Spot every line with the word "family" and return it.
★ ★ ★ ★ ★ ★ ★
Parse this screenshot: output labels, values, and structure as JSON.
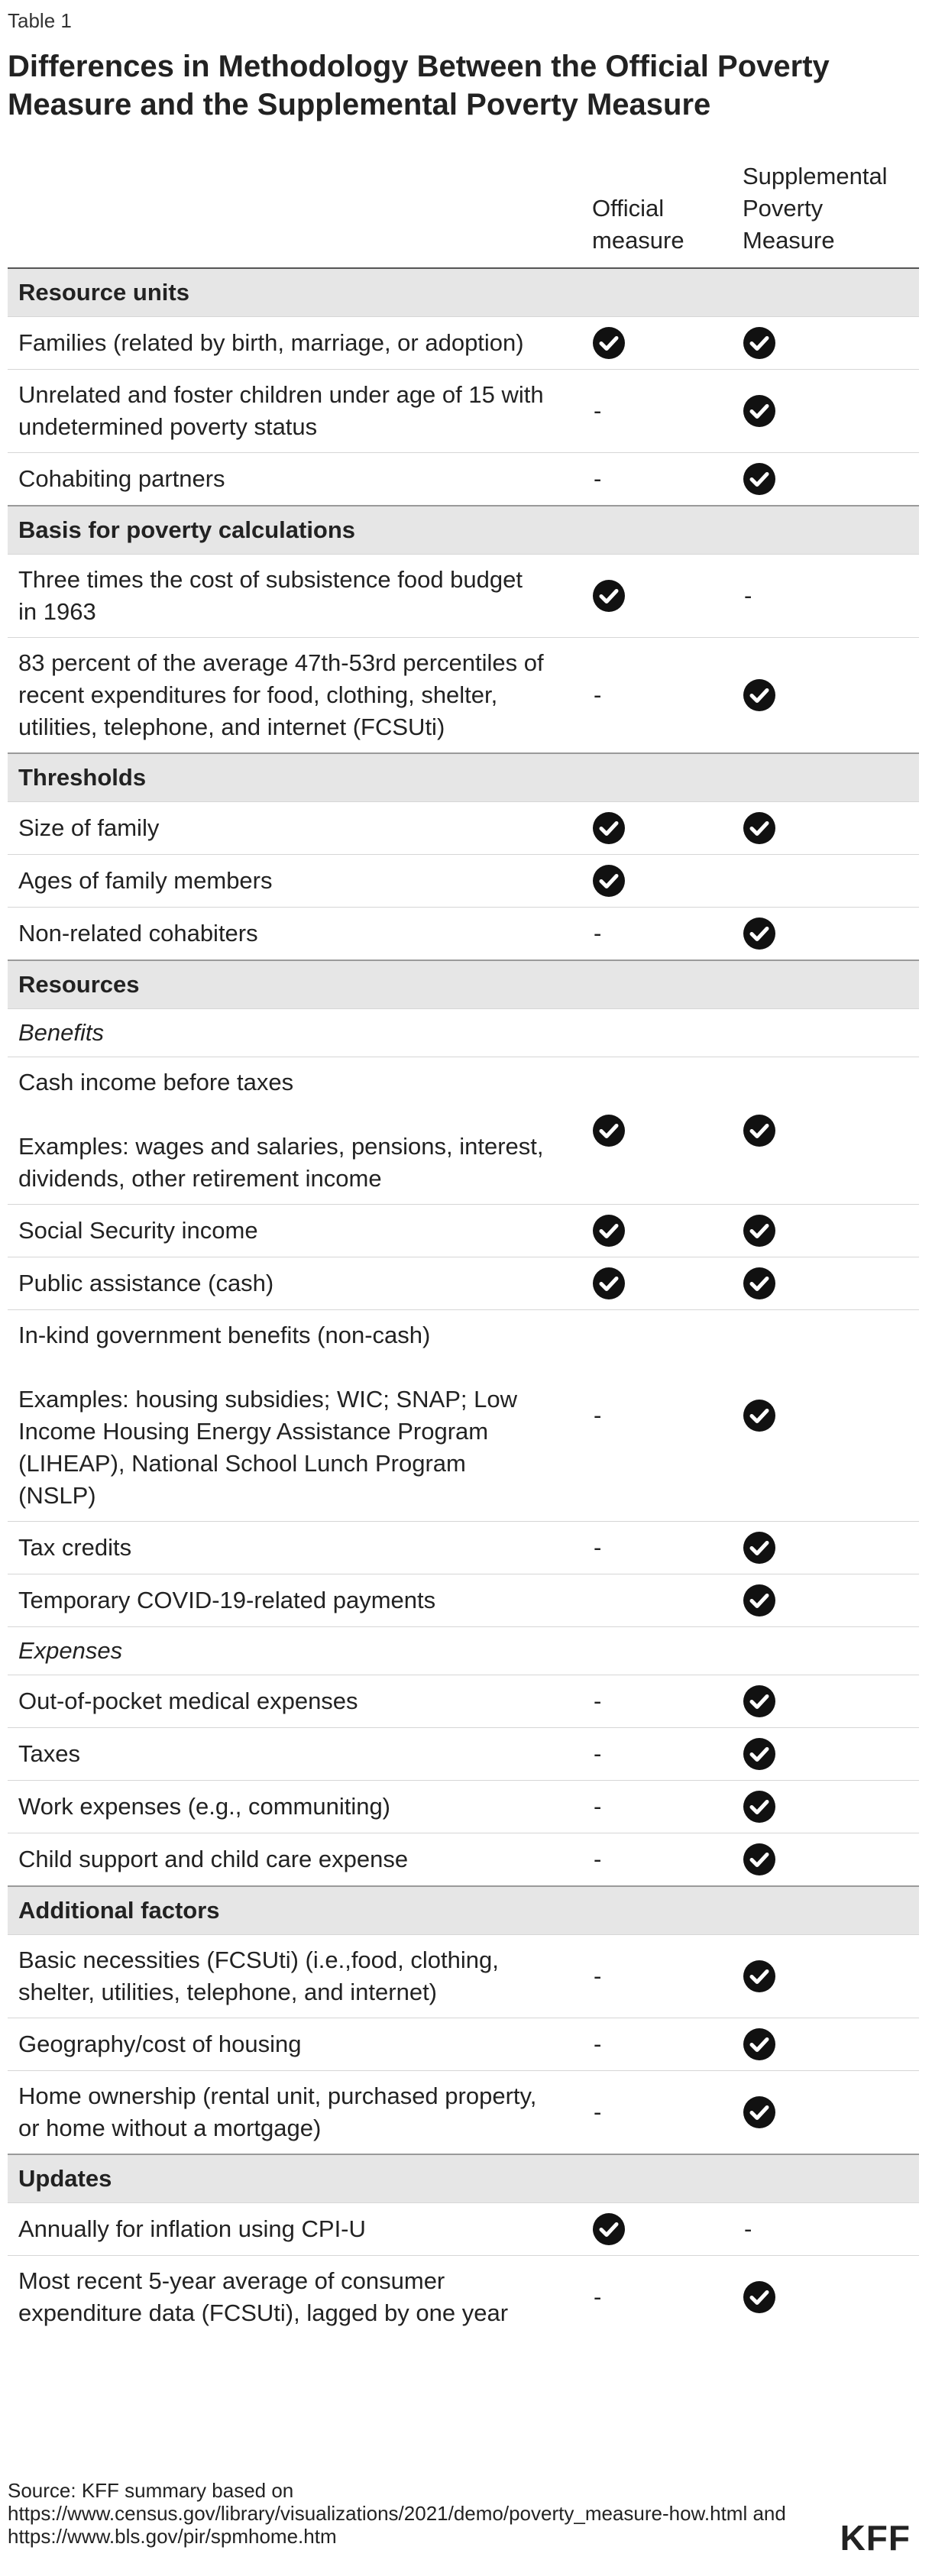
{
  "label": "Table 1",
  "title": "Differences in Methodology Between the Official Poverty Measure and the Supplemental Poverty Measure",
  "table": {
    "columns": [
      "Official measure",
      "Supplemental Poverty Measure"
    ],
    "rows": [
      {
        "section": "Resource units"
      },
      {
        "label": [
          "Families (related by birth, marriage, or adoption)"
        ],
        "cells": [
          true,
          true
        ]
      },
      {
        "label": [
          "Unrelated and foster children under age of 15 with undetermined poverty status"
        ],
        "cells": [
          "-",
          true
        ]
      },
      {
        "label": [
          "Cohabiting partners"
        ],
        "cells": [
          "-",
          true
        ]
      },
      {
        "section": "Basis for poverty calculations"
      },
      {
        "label": [
          "Three times the cost of subsistence food budget in 1963"
        ],
        "cells": [
          true,
          "-"
        ]
      },
      {
        "label": [
          "83 percent of the average 47th-53rd percentiles of recent expenditures for food, clothing, shelter, utilities, telephone, and internet (FCSUti)"
        ],
        "cells": [
          "-",
          true
        ]
      },
      {
        "section": "Thresholds"
      },
      {
        "label": [
          "Size of family"
        ],
        "cells": [
          true,
          true
        ]
      },
      {
        "label": [
          "Ages of family members"
        ],
        "cells": [
          true,
          null
        ]
      },
      {
        "label": [
          "Non-related cohabiters"
        ],
        "cells": [
          "-",
          true
        ]
      },
      {
        "section": "Resources"
      },
      {
        "subsection": "Benefits"
      },
      {
        "label": [
          "Cash income before taxes",
          "Examples: wages and salaries, pensions, interest, dividends, other retirement income"
        ],
        "cells": [
          true,
          true
        ]
      },
      {
        "label": [
          "Social Security income"
        ],
        "cells": [
          true,
          true
        ]
      },
      {
        "label": [
          "Public assistance (cash)"
        ],
        "cells": [
          true,
          true
        ]
      },
      {
        "label": [
          "In-kind government benefits (non-cash)",
          "Examples: housing subsidies; WIC; SNAP; Low Income Housing Energy Assistance Program (LIHEAP), National School Lunch Program (NSLP)"
        ],
        "cells": [
          "-",
          true
        ]
      },
      {
        "label": [
          "Tax credits"
        ],
        "cells": [
          "-",
          true
        ]
      },
      {
        "label": [
          "Temporary COVID-19-related payments"
        ],
        "cells": [
          null,
          true
        ]
      },
      {
        "subsection": "Expenses"
      },
      {
        "label": [
          "Out-of-pocket medical expenses"
        ],
        "cells": [
          "-",
          true
        ]
      },
      {
        "label": [
          "Taxes"
        ],
        "cells": [
          "-",
          true
        ]
      },
      {
        "label": [
          "Work expenses (e.g., communiting)"
        ],
        "cells": [
          "-",
          true
        ]
      },
      {
        "label": [
          "Child support and child care expense"
        ],
        "cells": [
          "-",
          true
        ]
      },
      {
        "section": "Additional factors"
      },
      {
        "label": [
          "Basic necessities (FCSUti) (i.e.,food, clothing, shelter, utilities, telephone, and internet)"
        ],
        "cells": [
          "-",
          true
        ]
      },
      {
        "label": [
          "Geography/cost of housing"
        ],
        "cells": [
          "-",
          true
        ]
      },
      {
        "label": [
          "Home ownership (rental unit, purchased property, or home without a mortgage)"
        ],
        "cells": [
          "-",
          true
        ]
      },
      {
        "section": "Updates"
      },
      {
        "label": [
          "Annually for inflation using CPI-U"
        ],
        "cells": [
          true,
          "-"
        ]
      },
      {
        "label": [
          "Most recent 5-year average of consumer expenditure data (FCSUti), lagged by one year"
        ],
        "cells": [
          "-",
          true
        ]
      }
    ]
  },
  "source": [
    "Source: KFF summary based on",
    "https://www.census.gov/library/visualizations/2021/demo/poverty_measure-how.html and",
    "https://www.bls.gov/pir/spmhome.htm"
  ],
  "logo": "KFF"
}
★ ★ ★ ★ ★ ★ ★
# [Written solution]
          "Size of family"
          "Ages of family members"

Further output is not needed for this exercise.